**TASK:** Reproduce all of the material below line for line, omitting the pictures.

**Saved entries:**
===============

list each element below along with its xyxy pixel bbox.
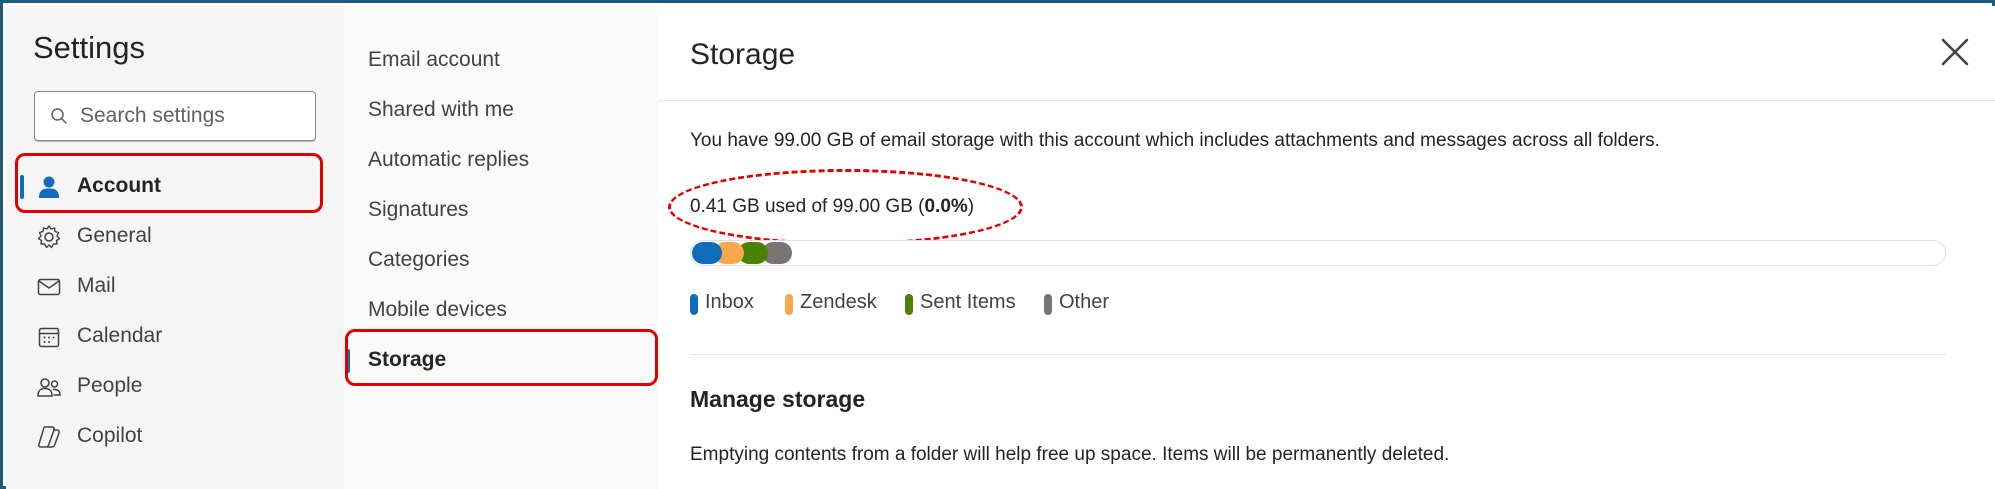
account-subnav-pane: Email account Shared with me Automatic r… xyxy=(344,6,658,489)
subnav-item-label: Signatures xyxy=(368,198,469,221)
panel-header: Storage xyxy=(658,6,1995,101)
subnav-item-label: Shared with me xyxy=(368,98,514,121)
search-box[interactable] xyxy=(34,91,316,141)
subnav-item-automatic-replies[interactable]: Automatic replies xyxy=(344,137,654,183)
nav-item-label: Copilot xyxy=(77,424,143,447)
mail-icon xyxy=(37,278,61,296)
subnav-item-shared-with-me[interactable]: Shared with me xyxy=(344,87,654,133)
settings-window: Settings Account General xyxy=(0,0,1995,489)
storage-usage-bar xyxy=(690,240,1946,266)
people-icon xyxy=(37,378,61,397)
subnav-item-label: Automatic replies xyxy=(368,148,530,171)
manage-storage-description: Emptying contents from a folder will hel… xyxy=(690,444,1450,465)
storage-panel: Storage You have 99.00 GB of email stora… xyxy=(658,6,1995,489)
nav-item-label: General xyxy=(77,224,152,247)
subnav-item-email-account[interactable]: Email account xyxy=(344,37,654,83)
nav-item-label: Mail xyxy=(77,274,116,297)
close-icon[interactable] xyxy=(1937,34,1973,70)
subnav-item-categories[interactable]: Categories xyxy=(344,237,654,283)
usage-annotation-oval xyxy=(668,169,1023,245)
page-title: Storage xyxy=(690,38,796,71)
account-highlight-box xyxy=(15,153,323,213)
settings-nav-pane: Settings Account General xyxy=(6,6,344,489)
subnav-item-mobile-devices[interactable]: Mobile devices xyxy=(344,287,654,333)
legend-label: Other xyxy=(1059,291,1110,313)
legend-label: Sent Items xyxy=(920,291,1016,313)
bar-segment-inbox xyxy=(692,242,722,264)
copilot-icon xyxy=(38,426,60,448)
nav-item-copilot[interactable]: Copilot xyxy=(16,413,326,459)
nav-item-label: Calendar xyxy=(77,324,163,347)
nav-item-label: People xyxy=(77,374,143,397)
nav-item-people[interactable]: People xyxy=(16,363,326,409)
storage-description: You have 99.00 GB of email storage with … xyxy=(690,130,1660,151)
legend-swatch xyxy=(785,294,793,315)
legend-swatch xyxy=(690,294,698,315)
subnav-item-signatures[interactable]: Signatures xyxy=(344,187,654,233)
nav-item-mail[interactable]: Mail xyxy=(16,263,326,309)
calendar-icon xyxy=(38,327,60,348)
storage-highlight-box xyxy=(345,329,658,386)
legend-label: Zendesk xyxy=(800,291,877,313)
legend-swatch xyxy=(1044,294,1052,315)
search-icon xyxy=(51,108,67,124)
subnav-item-label: Email account xyxy=(368,48,500,71)
subnav-item-label: Mobile devices xyxy=(368,298,507,321)
nav-item-calendar[interactable]: Calendar xyxy=(16,313,326,359)
subnav-item-label: Categories xyxy=(368,248,470,271)
gear-icon xyxy=(37,225,61,249)
settings-title: Settings xyxy=(33,30,146,65)
nav-item-general[interactable]: General xyxy=(16,213,326,259)
legend-swatch xyxy=(905,294,913,315)
manage-storage-title: Manage storage xyxy=(690,386,866,412)
legend-label: Inbox xyxy=(705,291,754,313)
search-input[interactable] xyxy=(80,102,305,130)
section-divider xyxy=(690,354,1946,355)
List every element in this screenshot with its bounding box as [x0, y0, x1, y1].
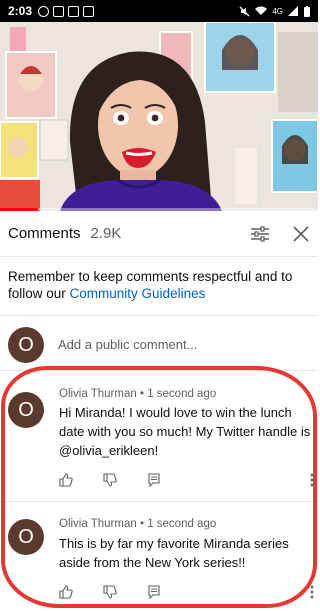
add-comment-input[interactable]: Add a public comment... [58, 337, 197, 352]
video-thumbnail [0, 22, 318, 211]
gallery-icon [83, 5, 95, 17]
instagram-icon [68, 5, 80, 17]
status-time: 2:03 [8, 4, 33, 18]
instagram-icon [53, 5, 65, 17]
comment-time: 1 second ago [147, 518, 217, 530]
more-options-icon[interactable] [310, 585, 314, 599]
avatar: O [8, 327, 44, 363]
comment-actions [59, 585, 161, 599]
comment-item: O Olivia Thurman • 1 second ago This is … [0, 502, 318, 610]
reply-icon[interactable] [147, 473, 161, 487]
comments-header: Comments 2.9K [0, 211, 318, 257]
sort-filter-icon[interactable] [250, 225, 270, 243]
close-icon[interactable] [292, 225, 310, 243]
thumbs-down-icon[interactable] [103, 473, 117, 487]
thumbs-up-icon[interactable] [59, 585, 73, 599]
divider [0, 315, 318, 316]
pinterest-icon [38, 5, 50, 17]
more-options-icon[interactable] [310, 473, 314, 487]
signal-icon [288, 6, 298, 16]
video-player[interactable] [0, 22, 318, 211]
comment-text: This is by far my favorite Miranda serie… [59, 536, 289, 570]
comment-time: 1 second ago [147, 388, 217, 400]
comment-text: Hi Miranda! I would love to win the lunc… [59, 405, 311, 458]
community-notice: Remember to keep comments respectful and… [8, 268, 310, 302]
avatar[interactable]: O [8, 519, 44, 555]
status-right: 4G [239, 5, 310, 17]
avatar-letter: O [18, 333, 34, 356]
network-type: 4G [272, 6, 283, 16]
battery-icon [304, 5, 310, 17]
avatar-letter: O [18, 525, 34, 548]
comment-actions [59, 473, 161, 487]
avatar[interactable]: O [8, 392, 44, 428]
mute-icon [239, 6, 250, 16]
comment-item: O Olivia Thurman • 1 second ago Hi Miran… [0, 370, 318, 500]
comments-title: Comments [8, 225, 81, 242]
thumbs-up-icon[interactable] [59, 473, 73, 487]
status-bar: 2:03 4G [0, 0, 318, 22]
comment-author[interactable]: Olivia Thurman [59, 518, 137, 530]
community-guidelines-link[interactable]: Community Guidelines [70, 286, 206, 301]
wifi-icon [255, 6, 268, 15]
thumbs-down-icon[interactable] [103, 585, 117, 599]
reply-icon[interactable] [147, 585, 161, 599]
comment-author[interactable]: Olivia Thurman [59, 388, 137, 400]
comments-count: 2.9K [90, 225, 122, 242]
avatar-letter: O [18, 398, 34, 421]
comment-meta: Olivia Thurman • 1 second ago [59, 388, 217, 400]
comment-meta: Olivia Thurman • 1 second ago [59, 518, 217, 530]
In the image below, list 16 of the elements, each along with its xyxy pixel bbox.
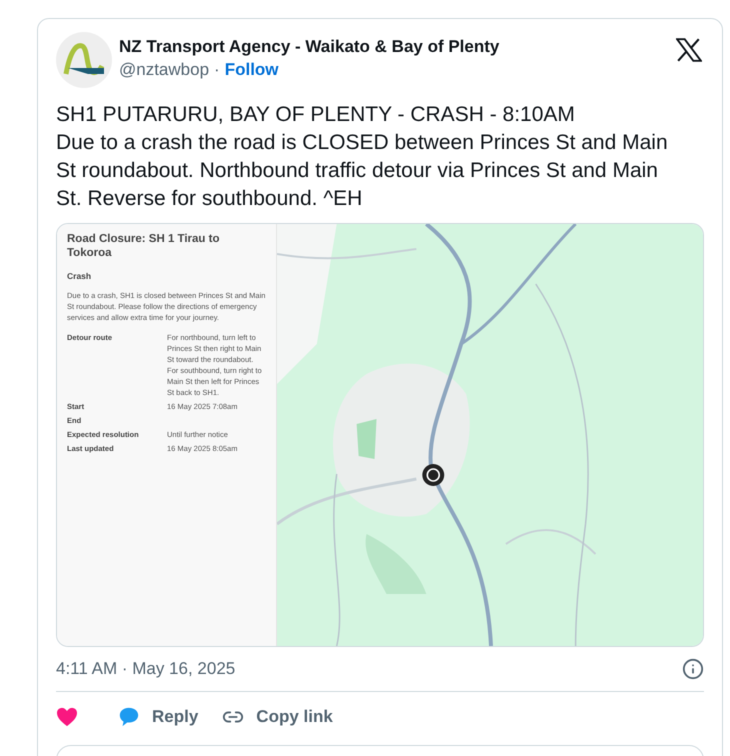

===============

**EXERCISE SOLUTION:**
list each element below along with its xyxy pixel bbox.
account-subnav-pane: Email account Shared with me Automatic r… xyxy=(344,6,658,489)
subnav-item-label: Signatures xyxy=(368,198,469,221)
panel-header: Storage xyxy=(658,6,1995,101)
subnav-item-label: Shared with me xyxy=(368,98,514,121)
search-box[interactable] xyxy=(34,91,316,141)
subnav-item-automatic-replies[interactable]: Automatic replies xyxy=(344,137,654,183)
nav-item-label: Copilot xyxy=(77,424,143,447)
mail-icon xyxy=(37,278,61,296)
subnav-item-shared-with-me[interactable]: Shared with me xyxy=(344,87,654,133)
settings-window: Settings Account General xyxy=(0,0,1995,489)
storage-usage-bar xyxy=(690,240,1946,266)
people-icon xyxy=(37,378,61,397)
subnav-item-label: Automatic replies xyxy=(368,148,530,171)
manage-storage-description: Emptying contents from a folder will hel… xyxy=(690,444,1450,465)
storage-panel: Storage You have 99.00 GB of email stora… xyxy=(658,6,1995,489)
nav-item-label: General xyxy=(77,224,152,247)
subnav-item-email-account[interactable]: Email account xyxy=(344,37,654,83)
nav-item-label: Mail xyxy=(77,274,116,297)
close-icon[interactable] xyxy=(1937,34,1973,70)
subnav-item-categories[interactable]: Categories xyxy=(344,237,654,283)
usage-annotation-oval xyxy=(668,169,1023,245)
page-title: Storage xyxy=(690,38,796,71)
account-highlight-box xyxy=(15,153,323,213)
settings-nav-pane: Settings Account General xyxy=(6,6,344,489)
subnav-item-mobile-devices[interactable]: Mobile devices xyxy=(344,287,654,333)
legend-label: Other xyxy=(1059,291,1110,313)
legend-label: Sent Items xyxy=(920,291,1016,313)
bar-segment-inbox xyxy=(692,242,722,264)
copilot-icon xyxy=(38,426,60,448)
nav-item-copilot[interactable]: Copilot xyxy=(16,413,326,459)
nav-item-label: Calendar xyxy=(77,324,163,347)
nav-item-label: People xyxy=(77,374,143,397)
nav-item-people[interactable]: People xyxy=(16,363,326,409)
storage-description: You have 99.00 GB of email storage with … xyxy=(690,130,1660,151)
legend-swatch xyxy=(785,294,793,315)
legend-swatch xyxy=(690,294,698,315)
subnav-item-signatures[interactable]: Signatures xyxy=(344,187,654,233)
nav-item-mail[interactable]: Mail xyxy=(16,263,326,309)
calendar-icon xyxy=(38,327,60,348)
storage-highlight-box xyxy=(345,329,658,386)
legend-label: Zendesk xyxy=(800,291,877,313)
legend-swatch xyxy=(1044,294,1052,315)
search-icon xyxy=(51,108,67,124)
subnav-item-label: Email account xyxy=(368,48,500,71)
subnav-item-label: Mobile devices xyxy=(368,298,507,321)
nav-item-calendar[interactable]: Calendar xyxy=(16,313,326,359)
subnav-item-label: Categories xyxy=(368,248,470,271)
gear-icon xyxy=(37,225,61,249)
settings-title: Settings xyxy=(33,30,146,65)
nav-item-general[interactable]: General xyxy=(16,213,326,259)
legend-swatch xyxy=(905,294,913,315)
manage-storage-title: Manage storage xyxy=(690,386,866,412)
legend-label: Inbox xyxy=(705,291,754,313)
search-input[interactable] xyxy=(80,102,305,130)
section-divider xyxy=(690,354,1946,355)
List every element in this screenshot with its bounding box as [x0, y0, x1, y1].
add-comment-input[interactable]: Add a public comment... [58, 337, 197, 352]
video-thumbnail [0, 22, 318, 211]
gallery-icon [83, 5, 95, 17]
instagram-icon [68, 5, 80, 17]
status-time: 2:03 [8, 4, 33, 18]
instagram-icon [53, 5, 65, 17]
comment-time: 1 second ago [147, 518, 217, 530]
more-options-icon[interactable] [310, 585, 314, 599]
avatar: O [8, 327, 44, 363]
comment-actions [59, 585, 161, 599]
comment-item: O Olivia Thurman • 1 second ago This is … [0, 502, 318, 610]
reply-icon[interactable] [147, 473, 161, 487]
comments-header: Comments 2.9K [0, 211, 318, 257]
sort-filter-icon[interactable] [250, 225, 270, 243]
close-icon[interactable] [292, 225, 310, 243]
thumbs-down-icon[interactable] [103, 473, 117, 487]
thumbs-up-icon[interactable] [59, 585, 73, 599]
divider [0, 315, 318, 316]
pinterest-icon [38, 5, 50, 17]
more-options-icon[interactable] [310, 473, 314, 487]
signal-icon [288, 6, 298, 16]
video-player[interactable] [0, 22, 318, 211]
comment-text: This is by far my favorite Miranda serie… [59, 536, 289, 570]
comment-time: 1 second ago [147, 388, 217, 400]
comment-text: Hi Miranda! I would love to win the lunc… [59, 405, 311, 458]
community-notice: Remember to keep comments respectful and… [8, 268, 310, 302]
avatar[interactable]: O [8, 519, 44, 555]
status-right: 4G [239, 5, 310, 17]
avatar-letter: O [18, 333, 34, 356]
network-type: 4G [272, 6, 283, 16]
battery-icon [304, 5, 310, 17]
avatar-letter: O [18, 525, 34, 548]
comment-actions [59, 473, 161, 487]
avatar[interactable]: O [8, 392, 44, 428]
mute-icon [239, 6, 250, 16]
comment-item: O Olivia Thurman • 1 second ago Hi Miran… [0, 370, 318, 500]
comments-title: Comments [8, 225, 81, 242]
thumbs-up-icon[interactable] [59, 473, 73, 487]
status-bar: 2:03 4G [0, 0, 318, 22]
comment-author[interactable]: Olivia Thurman [59, 518, 137, 530]
community-guidelines-link[interactable]: Community Guidelines [70, 286, 206, 301]
wifi-icon [255, 6, 268, 15]
thumbs-down-icon[interactable] [103, 585, 117, 599]
reply-icon[interactable] [147, 585, 161, 599]
comment-author[interactable]: Olivia Thurman [59, 388, 137, 400]
comments-count: 2.9K [90, 225, 122, 242]
avatar-letter: O [18, 398, 34, 421]
comment-meta: Olivia Thurman • 1 second ago [59, 388, 217, 400]
comment-meta: Olivia Thurman • 1 second ago [59, 518, 217, 530]
In the image below, list 16 of the elements, each along with its xyxy pixel bbox.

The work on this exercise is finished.